A AD – PPD/PSD.CDS-PP venceu as eleições legislativas com 32,10% dos votos dos portugueses, valor que fica longe da maioria absoluta, mas ainda falta apurar os votos da emigração.
São 24 os consulados que ainda estão por apurar, mas que poderão dar mais votos ao Chega, se olharmos aos resultados de 2024.
Pedro Nuno Santos admitiu a derrota e demitiu-se de secretário-geral, abrindo portas ao baionense José Luís Carneiro, que em 2023 concorreu ao cargo, mas este irá ter trabalho para reestruturar um partido destruturado, que elegeu o mesmo número de deputados do Chega.
A votação no Partido Socialista fixou-se nos 23,38%, apenas a 0,82% do Chega, que ficou em terceiro lugar (22,56%), mas que representa um empate técnico, com cada um dos partidos a eleger 58 deputados.
Venceu as eleições Luís Montenegro, mas André Ventura também sai vitorioso, com uma subida de 4,5% dos votos em relação a 2024.
Em quarto lugar ficou a Iniciativa Liberal (IL), um partido também de direita, mas que recusa coligações com a AD. O resultado da IL foi 5,53% dos votos, que são, também, insuficientes para dar a maioria a Luís Montenegro.
Esta legislatura conta com 10 partidos, sendo que o JPP elegeu um deputado, uma estreia no Parlamento. O Bloco de Esquerda passa de cinco deputados, em 2024, para apenas um, Mariana Mortágua, em 2025.
O Parlamento vai ficar composto por 86 deputados da AD, entre os quais o marcuense Francisco Sousa Vieira e o penafidelense Alberto Santos, o PS elegeu 58 deputados, com José Luís Carneiro a conseguir a eleição por Braga, Humberto Brito, ex-presidente da Câmara de Paços de Ferreira, a eleger-se pelo Porto, e Armando Mourisco, ex-autarca de Cinfães, a eleger-se por Viseu. Também o Chega terá 58 deputados, estando em cima da mesa uma possível coligação com a AD para formar Governo.
Os restantes sete partidos e coligações ficaram assim distribuídos no Parlamento: IL elegeu nove deputados, Livre seis deputados, PCP/PEV três deputados, BE um deputado, PAN um deputado, ADN um deputado, PPD/PSD.CDS-PP.PPM três deputados e JPP um deputado.
A AD – PPD/PSD.CDS-PP venceu nos 11 concelhos que compõem a região do Tâmega e Sousa.
A abstenção deve ficar nos 35,62%, uma das mais baixas nos últimos 30 anos de eleições.

• _OBJETIVO DA TAREFA_
Segundo o texto sobre as eleições legislativas, que percentagem dos votos obteve a Iniciativa Liberal? Os itens não são necessários para resolver esta tarefa.

• _DADOS PARA ANÁLISE_

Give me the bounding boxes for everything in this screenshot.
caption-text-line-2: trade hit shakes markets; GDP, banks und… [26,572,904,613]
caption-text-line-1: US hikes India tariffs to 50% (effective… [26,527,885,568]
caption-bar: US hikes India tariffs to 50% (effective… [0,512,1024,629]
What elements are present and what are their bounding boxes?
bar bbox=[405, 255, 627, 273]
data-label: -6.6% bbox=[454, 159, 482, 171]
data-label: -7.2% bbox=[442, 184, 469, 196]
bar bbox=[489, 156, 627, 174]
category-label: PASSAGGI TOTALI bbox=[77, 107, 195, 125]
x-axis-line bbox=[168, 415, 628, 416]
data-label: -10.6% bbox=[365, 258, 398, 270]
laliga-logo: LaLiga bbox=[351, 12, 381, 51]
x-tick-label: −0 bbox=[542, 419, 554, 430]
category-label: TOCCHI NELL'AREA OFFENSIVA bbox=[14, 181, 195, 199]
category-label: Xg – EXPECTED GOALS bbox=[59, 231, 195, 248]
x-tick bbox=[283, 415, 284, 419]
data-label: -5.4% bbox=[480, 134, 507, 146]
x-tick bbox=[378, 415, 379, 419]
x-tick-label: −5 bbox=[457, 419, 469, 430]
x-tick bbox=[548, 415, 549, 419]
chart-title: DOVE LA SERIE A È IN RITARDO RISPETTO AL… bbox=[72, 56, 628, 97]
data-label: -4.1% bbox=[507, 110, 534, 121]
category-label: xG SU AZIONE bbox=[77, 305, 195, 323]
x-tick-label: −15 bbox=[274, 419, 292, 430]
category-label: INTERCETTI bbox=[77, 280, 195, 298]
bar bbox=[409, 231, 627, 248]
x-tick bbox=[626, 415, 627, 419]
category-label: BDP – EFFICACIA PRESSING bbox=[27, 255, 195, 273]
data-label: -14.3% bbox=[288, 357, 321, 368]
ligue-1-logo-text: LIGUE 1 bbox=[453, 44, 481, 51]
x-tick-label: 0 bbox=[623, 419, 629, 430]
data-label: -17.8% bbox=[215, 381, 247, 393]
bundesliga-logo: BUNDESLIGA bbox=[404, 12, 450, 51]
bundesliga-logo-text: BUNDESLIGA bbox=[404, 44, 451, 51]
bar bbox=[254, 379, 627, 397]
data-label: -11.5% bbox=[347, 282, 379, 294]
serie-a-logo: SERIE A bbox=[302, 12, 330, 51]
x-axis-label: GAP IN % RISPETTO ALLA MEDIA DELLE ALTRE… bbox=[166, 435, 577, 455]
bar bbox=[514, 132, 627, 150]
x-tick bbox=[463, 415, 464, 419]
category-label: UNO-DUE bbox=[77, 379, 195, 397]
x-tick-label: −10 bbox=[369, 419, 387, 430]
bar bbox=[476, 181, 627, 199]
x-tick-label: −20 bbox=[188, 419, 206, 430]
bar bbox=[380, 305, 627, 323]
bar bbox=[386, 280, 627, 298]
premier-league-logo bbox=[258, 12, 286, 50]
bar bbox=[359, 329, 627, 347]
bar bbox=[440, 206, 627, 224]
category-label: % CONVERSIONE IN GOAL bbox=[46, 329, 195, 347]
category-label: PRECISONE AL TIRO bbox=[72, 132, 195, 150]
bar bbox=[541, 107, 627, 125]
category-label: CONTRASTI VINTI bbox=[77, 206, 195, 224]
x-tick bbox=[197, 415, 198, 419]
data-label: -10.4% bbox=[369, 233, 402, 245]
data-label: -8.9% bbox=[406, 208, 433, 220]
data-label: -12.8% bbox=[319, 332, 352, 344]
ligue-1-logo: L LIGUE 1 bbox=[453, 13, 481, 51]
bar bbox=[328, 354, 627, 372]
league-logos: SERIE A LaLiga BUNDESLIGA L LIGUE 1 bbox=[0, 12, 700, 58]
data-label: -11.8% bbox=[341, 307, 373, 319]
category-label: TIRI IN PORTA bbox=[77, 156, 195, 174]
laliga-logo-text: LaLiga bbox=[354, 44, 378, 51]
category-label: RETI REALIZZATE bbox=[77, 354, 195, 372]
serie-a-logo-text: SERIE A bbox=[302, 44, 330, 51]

• _RESPOSTA FINAL_
5,53% dos votos.